··· LISTED RECORDS ···

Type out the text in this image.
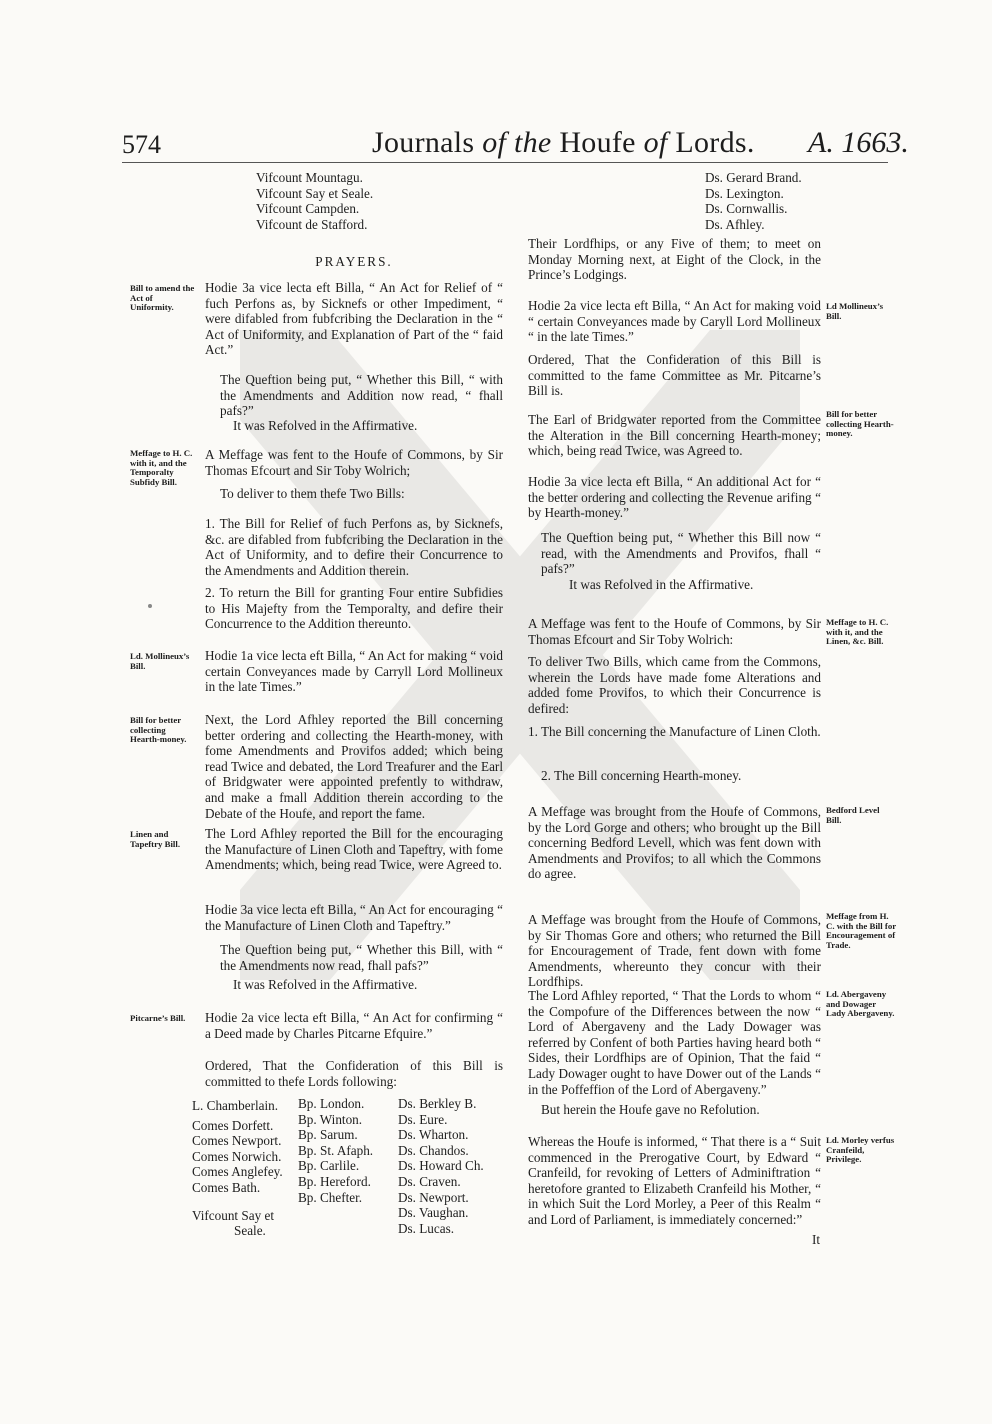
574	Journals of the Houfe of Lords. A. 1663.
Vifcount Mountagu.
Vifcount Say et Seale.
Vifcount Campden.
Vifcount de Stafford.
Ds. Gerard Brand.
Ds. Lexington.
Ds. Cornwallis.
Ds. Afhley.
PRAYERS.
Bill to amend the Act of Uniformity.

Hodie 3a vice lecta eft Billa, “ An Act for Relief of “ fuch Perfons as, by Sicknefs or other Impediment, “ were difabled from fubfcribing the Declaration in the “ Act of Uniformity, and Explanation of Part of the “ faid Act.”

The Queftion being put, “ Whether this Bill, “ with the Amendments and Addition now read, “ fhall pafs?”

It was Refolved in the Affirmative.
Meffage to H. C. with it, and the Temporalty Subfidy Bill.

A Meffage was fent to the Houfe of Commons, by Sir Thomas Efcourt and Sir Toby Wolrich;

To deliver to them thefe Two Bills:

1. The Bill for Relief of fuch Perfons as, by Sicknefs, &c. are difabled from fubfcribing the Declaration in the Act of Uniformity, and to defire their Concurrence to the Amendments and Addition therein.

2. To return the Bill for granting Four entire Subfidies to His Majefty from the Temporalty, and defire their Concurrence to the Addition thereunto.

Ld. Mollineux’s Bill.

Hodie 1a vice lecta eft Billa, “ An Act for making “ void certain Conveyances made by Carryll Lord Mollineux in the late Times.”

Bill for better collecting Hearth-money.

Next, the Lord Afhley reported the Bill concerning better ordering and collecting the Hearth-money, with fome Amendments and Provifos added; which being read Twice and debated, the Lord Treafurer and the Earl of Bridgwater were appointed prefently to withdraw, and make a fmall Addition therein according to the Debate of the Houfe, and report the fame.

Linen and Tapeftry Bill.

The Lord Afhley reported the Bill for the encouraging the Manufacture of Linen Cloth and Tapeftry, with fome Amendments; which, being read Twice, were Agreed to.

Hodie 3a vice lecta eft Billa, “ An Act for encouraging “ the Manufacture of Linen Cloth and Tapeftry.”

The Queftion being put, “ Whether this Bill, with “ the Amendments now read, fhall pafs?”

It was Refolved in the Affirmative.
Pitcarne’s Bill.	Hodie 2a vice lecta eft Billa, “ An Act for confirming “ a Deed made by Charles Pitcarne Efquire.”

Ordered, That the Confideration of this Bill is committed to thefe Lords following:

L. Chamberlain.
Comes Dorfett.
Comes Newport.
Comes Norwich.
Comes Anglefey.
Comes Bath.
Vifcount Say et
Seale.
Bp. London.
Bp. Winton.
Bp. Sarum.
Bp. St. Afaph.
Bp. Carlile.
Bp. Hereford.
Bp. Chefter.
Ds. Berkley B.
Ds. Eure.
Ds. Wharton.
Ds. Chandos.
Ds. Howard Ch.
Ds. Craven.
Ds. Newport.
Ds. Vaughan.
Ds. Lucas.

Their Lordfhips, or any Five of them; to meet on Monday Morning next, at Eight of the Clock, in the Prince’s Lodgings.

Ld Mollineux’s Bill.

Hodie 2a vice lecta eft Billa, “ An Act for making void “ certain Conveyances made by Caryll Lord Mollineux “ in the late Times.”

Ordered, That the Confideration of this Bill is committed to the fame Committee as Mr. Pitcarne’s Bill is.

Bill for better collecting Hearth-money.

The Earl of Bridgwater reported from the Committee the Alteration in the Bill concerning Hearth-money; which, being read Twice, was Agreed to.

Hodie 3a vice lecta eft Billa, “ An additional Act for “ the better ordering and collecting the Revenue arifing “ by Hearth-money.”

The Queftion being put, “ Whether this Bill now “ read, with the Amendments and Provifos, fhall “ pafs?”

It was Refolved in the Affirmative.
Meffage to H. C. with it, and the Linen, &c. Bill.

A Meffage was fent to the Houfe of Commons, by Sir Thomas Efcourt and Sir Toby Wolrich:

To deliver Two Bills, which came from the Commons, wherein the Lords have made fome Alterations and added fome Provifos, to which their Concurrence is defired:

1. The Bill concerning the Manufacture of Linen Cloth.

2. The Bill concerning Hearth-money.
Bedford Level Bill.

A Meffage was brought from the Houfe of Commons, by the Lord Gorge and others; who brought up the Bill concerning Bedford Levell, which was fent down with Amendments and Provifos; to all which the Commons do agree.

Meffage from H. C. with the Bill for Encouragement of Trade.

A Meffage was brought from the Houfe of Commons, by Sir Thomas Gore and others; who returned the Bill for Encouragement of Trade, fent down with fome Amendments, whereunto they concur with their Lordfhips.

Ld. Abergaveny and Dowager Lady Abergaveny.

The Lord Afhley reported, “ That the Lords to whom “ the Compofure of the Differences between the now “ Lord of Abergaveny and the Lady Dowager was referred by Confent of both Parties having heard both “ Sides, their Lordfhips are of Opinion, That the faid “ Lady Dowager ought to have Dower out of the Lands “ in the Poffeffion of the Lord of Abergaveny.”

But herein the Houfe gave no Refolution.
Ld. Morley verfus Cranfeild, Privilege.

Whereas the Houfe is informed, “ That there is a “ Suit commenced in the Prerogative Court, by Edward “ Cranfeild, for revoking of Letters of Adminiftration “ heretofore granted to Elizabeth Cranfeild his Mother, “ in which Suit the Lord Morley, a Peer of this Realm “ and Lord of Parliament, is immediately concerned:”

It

···

■ REQUIRED TASK
Count how many lines in the data contain the word "Temporalty", giving the number without comment.

■ SOLUTION TO THIS PROBLEM
2